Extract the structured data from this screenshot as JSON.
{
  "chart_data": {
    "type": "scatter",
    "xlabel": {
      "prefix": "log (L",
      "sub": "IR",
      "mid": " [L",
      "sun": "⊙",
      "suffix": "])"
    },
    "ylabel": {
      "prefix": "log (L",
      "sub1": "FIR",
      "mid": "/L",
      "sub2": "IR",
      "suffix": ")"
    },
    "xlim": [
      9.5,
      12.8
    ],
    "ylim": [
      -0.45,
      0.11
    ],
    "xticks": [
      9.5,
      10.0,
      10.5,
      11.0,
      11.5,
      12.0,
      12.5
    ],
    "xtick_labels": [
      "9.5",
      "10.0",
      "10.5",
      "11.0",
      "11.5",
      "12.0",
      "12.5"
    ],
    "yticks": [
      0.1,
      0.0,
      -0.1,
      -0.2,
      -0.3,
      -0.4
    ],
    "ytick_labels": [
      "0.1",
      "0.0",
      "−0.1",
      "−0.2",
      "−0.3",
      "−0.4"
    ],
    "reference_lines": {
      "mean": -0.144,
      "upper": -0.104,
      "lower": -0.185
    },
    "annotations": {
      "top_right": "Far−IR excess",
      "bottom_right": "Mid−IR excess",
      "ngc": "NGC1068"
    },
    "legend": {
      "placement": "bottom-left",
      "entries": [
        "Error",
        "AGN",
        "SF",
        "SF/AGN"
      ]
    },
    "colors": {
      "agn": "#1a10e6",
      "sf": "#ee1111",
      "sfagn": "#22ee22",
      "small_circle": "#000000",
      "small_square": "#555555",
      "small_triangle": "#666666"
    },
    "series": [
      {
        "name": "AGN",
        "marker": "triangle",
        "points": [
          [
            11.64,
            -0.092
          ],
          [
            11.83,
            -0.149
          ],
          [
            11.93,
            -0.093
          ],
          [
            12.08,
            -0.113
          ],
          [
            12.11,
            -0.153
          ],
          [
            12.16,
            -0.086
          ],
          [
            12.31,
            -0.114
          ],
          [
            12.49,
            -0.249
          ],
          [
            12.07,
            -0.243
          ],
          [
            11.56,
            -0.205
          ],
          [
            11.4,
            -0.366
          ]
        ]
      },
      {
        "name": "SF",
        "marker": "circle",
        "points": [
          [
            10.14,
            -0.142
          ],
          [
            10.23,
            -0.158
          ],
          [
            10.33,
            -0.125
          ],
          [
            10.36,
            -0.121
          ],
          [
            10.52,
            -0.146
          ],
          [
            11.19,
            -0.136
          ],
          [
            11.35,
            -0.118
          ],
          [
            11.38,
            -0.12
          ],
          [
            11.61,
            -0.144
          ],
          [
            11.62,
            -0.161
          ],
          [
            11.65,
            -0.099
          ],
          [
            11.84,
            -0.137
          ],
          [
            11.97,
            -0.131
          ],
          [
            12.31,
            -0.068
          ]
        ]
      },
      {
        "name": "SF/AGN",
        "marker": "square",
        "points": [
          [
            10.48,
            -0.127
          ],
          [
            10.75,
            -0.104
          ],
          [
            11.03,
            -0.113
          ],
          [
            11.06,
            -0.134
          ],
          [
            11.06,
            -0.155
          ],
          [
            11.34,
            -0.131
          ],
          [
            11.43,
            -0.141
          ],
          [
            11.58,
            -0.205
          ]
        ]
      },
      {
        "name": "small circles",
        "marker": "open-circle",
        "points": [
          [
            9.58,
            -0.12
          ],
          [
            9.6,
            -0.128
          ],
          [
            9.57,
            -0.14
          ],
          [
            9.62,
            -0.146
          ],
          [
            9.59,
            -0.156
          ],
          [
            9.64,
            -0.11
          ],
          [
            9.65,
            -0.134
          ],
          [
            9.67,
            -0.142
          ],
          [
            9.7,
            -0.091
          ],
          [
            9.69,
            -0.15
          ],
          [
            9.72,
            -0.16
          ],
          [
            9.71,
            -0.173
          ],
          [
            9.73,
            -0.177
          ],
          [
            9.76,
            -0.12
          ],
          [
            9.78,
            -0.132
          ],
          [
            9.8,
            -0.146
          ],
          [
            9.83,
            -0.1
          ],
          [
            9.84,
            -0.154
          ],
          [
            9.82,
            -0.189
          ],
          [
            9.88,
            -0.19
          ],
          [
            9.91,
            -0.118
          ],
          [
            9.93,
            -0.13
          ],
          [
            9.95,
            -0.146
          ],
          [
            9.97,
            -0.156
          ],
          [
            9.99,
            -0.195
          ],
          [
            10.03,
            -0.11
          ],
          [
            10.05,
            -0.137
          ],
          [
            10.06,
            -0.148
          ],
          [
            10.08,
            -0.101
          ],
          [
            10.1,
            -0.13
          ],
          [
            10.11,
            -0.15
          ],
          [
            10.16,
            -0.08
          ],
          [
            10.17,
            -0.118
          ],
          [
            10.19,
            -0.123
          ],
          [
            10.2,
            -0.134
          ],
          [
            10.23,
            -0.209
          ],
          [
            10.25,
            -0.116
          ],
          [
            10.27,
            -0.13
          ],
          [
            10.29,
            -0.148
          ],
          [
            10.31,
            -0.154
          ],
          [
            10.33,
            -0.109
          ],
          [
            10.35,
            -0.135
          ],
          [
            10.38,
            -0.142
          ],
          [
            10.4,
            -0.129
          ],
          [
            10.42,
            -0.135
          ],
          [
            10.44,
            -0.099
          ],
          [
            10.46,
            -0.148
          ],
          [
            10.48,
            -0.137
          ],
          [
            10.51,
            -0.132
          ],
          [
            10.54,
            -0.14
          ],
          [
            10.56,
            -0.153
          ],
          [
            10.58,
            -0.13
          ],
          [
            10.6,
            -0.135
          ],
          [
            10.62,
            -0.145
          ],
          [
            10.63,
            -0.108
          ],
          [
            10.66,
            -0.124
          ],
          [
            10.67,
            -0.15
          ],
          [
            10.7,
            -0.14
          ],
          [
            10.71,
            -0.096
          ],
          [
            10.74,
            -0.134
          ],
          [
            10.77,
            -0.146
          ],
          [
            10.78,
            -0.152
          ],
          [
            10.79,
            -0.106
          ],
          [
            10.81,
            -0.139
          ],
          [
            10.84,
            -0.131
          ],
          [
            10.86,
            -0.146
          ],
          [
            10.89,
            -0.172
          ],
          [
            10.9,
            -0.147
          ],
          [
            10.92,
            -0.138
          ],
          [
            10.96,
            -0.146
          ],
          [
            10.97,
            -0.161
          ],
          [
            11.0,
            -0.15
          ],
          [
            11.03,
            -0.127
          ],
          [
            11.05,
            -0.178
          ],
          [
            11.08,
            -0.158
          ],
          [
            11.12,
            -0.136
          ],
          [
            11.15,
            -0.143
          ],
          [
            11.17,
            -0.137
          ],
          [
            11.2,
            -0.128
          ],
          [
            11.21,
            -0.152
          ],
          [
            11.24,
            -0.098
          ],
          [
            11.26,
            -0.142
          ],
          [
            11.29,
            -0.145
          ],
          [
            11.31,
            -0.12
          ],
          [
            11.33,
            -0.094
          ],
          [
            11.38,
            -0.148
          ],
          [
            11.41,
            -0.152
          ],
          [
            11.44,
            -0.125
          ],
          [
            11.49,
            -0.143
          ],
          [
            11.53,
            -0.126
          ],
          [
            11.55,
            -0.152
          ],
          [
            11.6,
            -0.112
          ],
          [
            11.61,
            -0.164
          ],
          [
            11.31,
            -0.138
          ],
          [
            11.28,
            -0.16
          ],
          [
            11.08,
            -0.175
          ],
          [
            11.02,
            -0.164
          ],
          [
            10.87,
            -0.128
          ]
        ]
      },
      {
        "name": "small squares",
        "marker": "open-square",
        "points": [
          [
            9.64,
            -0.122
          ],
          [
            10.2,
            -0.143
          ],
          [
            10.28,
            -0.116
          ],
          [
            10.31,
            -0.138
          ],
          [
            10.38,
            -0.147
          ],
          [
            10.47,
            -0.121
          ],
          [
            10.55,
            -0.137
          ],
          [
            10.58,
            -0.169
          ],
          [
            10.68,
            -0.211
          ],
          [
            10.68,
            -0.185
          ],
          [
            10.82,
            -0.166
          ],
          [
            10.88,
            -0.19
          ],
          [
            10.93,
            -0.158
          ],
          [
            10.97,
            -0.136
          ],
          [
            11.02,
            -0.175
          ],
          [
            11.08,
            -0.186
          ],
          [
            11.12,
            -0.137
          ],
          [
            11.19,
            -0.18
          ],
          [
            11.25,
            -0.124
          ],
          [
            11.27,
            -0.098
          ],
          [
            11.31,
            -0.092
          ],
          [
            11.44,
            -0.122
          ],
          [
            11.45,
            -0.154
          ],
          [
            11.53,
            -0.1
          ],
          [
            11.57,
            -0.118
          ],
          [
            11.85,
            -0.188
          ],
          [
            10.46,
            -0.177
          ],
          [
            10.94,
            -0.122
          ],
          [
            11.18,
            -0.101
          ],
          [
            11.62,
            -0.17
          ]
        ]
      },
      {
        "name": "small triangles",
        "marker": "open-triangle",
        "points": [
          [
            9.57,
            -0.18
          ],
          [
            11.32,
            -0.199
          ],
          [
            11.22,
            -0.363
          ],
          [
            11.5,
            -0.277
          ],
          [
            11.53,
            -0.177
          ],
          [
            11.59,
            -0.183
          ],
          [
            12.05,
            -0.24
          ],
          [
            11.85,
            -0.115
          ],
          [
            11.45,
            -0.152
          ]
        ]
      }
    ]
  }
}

■ ■ ■

## PROBLEM REQUIREMENTS
Pull out each line containing the word "open" and copy it.

## EXERCISE RESULT
        "marker": "open-circle",
        "marker": "open-square",
        "marker": "open-triangle",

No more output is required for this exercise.